__Task__. Restate the full set of records exactly, word for word.

========

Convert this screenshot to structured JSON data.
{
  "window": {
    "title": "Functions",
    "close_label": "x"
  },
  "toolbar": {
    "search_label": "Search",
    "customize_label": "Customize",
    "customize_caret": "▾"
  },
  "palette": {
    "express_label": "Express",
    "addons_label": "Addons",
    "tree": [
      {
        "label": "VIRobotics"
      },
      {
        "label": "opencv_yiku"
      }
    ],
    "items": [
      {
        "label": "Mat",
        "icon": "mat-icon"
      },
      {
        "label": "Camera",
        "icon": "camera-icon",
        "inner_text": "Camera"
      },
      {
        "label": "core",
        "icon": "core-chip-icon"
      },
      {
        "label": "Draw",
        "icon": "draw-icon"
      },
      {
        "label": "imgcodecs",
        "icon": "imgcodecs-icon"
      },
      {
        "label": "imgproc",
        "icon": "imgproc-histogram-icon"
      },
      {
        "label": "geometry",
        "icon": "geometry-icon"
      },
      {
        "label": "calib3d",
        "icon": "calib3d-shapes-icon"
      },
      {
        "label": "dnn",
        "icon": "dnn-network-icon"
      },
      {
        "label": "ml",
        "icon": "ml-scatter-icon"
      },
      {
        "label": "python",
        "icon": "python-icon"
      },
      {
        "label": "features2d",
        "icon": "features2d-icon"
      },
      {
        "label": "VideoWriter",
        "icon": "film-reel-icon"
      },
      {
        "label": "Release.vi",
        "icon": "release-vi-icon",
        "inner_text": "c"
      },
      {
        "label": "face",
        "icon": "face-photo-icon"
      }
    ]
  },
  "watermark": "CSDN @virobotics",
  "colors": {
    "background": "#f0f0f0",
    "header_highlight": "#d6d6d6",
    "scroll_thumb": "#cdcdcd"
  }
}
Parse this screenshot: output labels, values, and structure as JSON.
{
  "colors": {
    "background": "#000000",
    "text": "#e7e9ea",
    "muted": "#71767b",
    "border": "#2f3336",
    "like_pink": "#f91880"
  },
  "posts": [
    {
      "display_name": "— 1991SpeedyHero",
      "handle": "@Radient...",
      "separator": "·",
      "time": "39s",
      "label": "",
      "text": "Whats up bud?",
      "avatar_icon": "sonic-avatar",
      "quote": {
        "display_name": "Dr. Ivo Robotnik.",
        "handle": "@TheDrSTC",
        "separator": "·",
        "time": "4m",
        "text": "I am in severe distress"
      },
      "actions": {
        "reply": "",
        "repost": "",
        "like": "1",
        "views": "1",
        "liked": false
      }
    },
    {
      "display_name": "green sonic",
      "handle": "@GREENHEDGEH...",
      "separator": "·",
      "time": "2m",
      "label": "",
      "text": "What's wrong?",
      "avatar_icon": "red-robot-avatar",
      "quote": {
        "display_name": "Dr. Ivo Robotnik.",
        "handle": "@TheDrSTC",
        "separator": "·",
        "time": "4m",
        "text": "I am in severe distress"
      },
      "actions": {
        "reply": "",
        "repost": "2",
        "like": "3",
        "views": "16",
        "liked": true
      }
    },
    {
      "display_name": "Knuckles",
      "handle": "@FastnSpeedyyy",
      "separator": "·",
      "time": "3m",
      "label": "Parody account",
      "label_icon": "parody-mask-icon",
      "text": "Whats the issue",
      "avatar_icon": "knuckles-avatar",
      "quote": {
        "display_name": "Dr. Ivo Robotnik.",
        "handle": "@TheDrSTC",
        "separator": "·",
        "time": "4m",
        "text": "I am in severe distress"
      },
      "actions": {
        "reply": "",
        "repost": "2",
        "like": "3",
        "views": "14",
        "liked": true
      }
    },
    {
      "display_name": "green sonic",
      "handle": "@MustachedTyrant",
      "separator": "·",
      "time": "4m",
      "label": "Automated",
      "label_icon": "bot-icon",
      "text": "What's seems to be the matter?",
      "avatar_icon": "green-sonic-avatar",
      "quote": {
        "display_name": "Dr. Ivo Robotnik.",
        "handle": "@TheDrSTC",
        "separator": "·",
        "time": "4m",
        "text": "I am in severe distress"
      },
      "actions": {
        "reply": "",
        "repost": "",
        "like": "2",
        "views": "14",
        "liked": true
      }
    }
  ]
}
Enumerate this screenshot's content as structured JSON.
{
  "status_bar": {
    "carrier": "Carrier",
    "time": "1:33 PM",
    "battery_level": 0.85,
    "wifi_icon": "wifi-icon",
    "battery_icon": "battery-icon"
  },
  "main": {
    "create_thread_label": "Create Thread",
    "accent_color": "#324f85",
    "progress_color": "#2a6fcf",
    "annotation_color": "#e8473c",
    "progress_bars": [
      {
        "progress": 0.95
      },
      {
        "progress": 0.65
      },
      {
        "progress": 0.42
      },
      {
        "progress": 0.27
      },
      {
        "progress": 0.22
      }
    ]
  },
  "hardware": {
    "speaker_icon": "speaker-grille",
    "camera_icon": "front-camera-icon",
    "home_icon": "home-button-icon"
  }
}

========

__Full solution__.
Convert this screenshot to structured JSON data.
{
  "window": {
    "title": "Functions",
    "close_label": "x"
  },
  "toolbar": {
    "search_label": "Search",
    "customize_label": "Customize",
    "customize_caret": "▾"
  },
  "palette": {
    "express_label": "Express",
    "addons_label": "Addons",
    "tree": [
      {
        "label": "VIRobotics"
      },
      {
        "label": "opencv_yiku"
      }
    ],
    "items": [
      {
        "label": "Mat",
        "icon": "mat-icon"
      },
      {
        "label": "Camera",
        "icon": "camera-icon",
        "inner_text": "Camera"
      },
      {
        "label": "core",
        "icon": "core-chip-icon"
      },
      {
        "label": "Draw",
        "icon": "draw-icon"
      },
      {
        "label": "imgcodecs",
        "icon": "imgcodecs-icon"
      },
      {
        "label": "imgproc",
        "icon": "imgproc-histogram-icon"
      },
      {
        "label": "geometry",
        "icon": "geometry-icon"
      },
      {
        "label": "calib3d",
        "icon": "calib3d-shapes-icon"
      },
      {
        "label": "dnn",
        "icon": "dnn-network-icon"
      },
      {
        "label": "ml",
        "icon": "ml-scatter-icon"
      },
      {
        "label": "python",
        "icon": "python-icon"
      },
      {
        "label": "features2d",
        "icon": "features2d-icon"
      },
      {
        "label": "VideoWriter",
        "icon": "film-reel-icon"
      },
      {
        "label": "Release.vi",
        "icon": "release-vi-icon",
        "inner_text": "c"
      },
      {
        "label": "face",
        "icon": "face-photo-icon"
      }
    ]
  },
  "watermark": "CSDN @virobotics",
  "colors": {
    "background": "#f0f0f0",
    "header_highlight": "#d6d6d6",
    "scroll_thumb": "#cdcdcd"
  }
}
Parse this screenshot: output labels, values, and structure as JSON.
{
  "colors": {
    "background": "#000000",
    "text": "#e7e9ea",
    "muted": "#71767b",
    "border": "#2f3336",
    "like_pink": "#f91880"
  },
  "posts": [
    {
      "display_name": "— 1991SpeedyHero",
      "handle": "@Radient...",
      "separator": "·",
      "time": "39s",
      "label": "",
      "text": "Whats up bud?",
      "avatar_icon": "sonic-avatar",
      "quote": {
        "display_name": "Dr. Ivo Robotnik.",
        "handle": "@TheDrSTC",
        "separator": "·",
        "time": "4m",
        "text": "I am in severe distress"
      },
      "actions": {
        "reply": "",
        "repost": "",
        "like": "1",
        "views": "1",
        "liked": false
      }
    },
    {
      "display_name": "green sonic",
      "handle": "@GREENHEDGEH...",
      "separator": "·",
      "time": "2m",
      "label": "",
      "text": "What's wrong?",
      "avatar_icon": "red-robot-avatar",
      "quote": {
        "display_name": "Dr. Ivo Robotnik.",
        "handle": "@TheDrSTC",
        "separator": "·",
        "time": "4m",
        "text": "I am in severe distress"
      },
      "actions": {
        "reply": "",
        "repost": "2",
        "like": "3",
        "views": "16",
        "liked": true
      }
    },
    {
      "display_name": "Knuckles",
      "handle": "@FastnSpeedyyy",
      "separator": "·",
      "time": "3m",
      "label": "Parody account",
      "label_icon": "parody-mask-icon",
      "text": "Whats the issue",
      "avatar_icon": "knuckles-avatar",
      "quote": {
        "display_name": "Dr. Ivo Robotnik.",
        "handle": "@TheDrSTC",
        "separator": "·",
        "time": "4m",
        "text": "I am in severe distress"
      },
      "actions": {
        "reply": "",
        "repost": "2",
        "like": "3",
        "views": "14",
        "liked": true
      }
    },
    {
      "display_name": "green sonic",
      "handle": "@MustachedTyrant",
      "separator": "·",
      "time": "4m",
      "label": "Automated",
      "label_icon": "bot-icon",
      "text": "What's seems to be the matter?",
      "avatar_icon": "green-sonic-avatar",
      "quote": {
        "display_name": "Dr. Ivo Robotnik.",
        "handle": "@TheDrSTC",
        "separator": "·",
        "time": "4m",
        "text": "I am in severe distress"
      },
      "actions": {
        "reply": "",
        "repost": "",
        "like": "2",
        "views": "14",
        "liked": true
      }
    }
  ]
}
Enumerate this screenshot's content as structured JSON.
{
  "status_bar": {
    "carrier": "Carrier",
    "time": "1:33 PM",
    "battery_level": 0.85,
    "wifi_icon": "wifi-icon",
    "battery_icon": "battery-icon"
  },
  "main": {
    "create_thread_label": "Create Thread",
    "accent_color": "#324f85",
    "progress_color": "#2a6fcf",
    "annotation_color": "#e8473c",
    "progress_bars": [
      {
        "progress": 0.95
      },
      {
        "progress": 0.65
      },
      {
        "progress": 0.42
      },
      {
        "progress": 0.27
      },
      {
        "progress": 0.22
      }
    ]
  },
  "hardware": {
    "speaker_icon": "speaker-grille",
    "camera_icon": "front-camera-icon",
    "home_icon": "home-button-icon"
  }
}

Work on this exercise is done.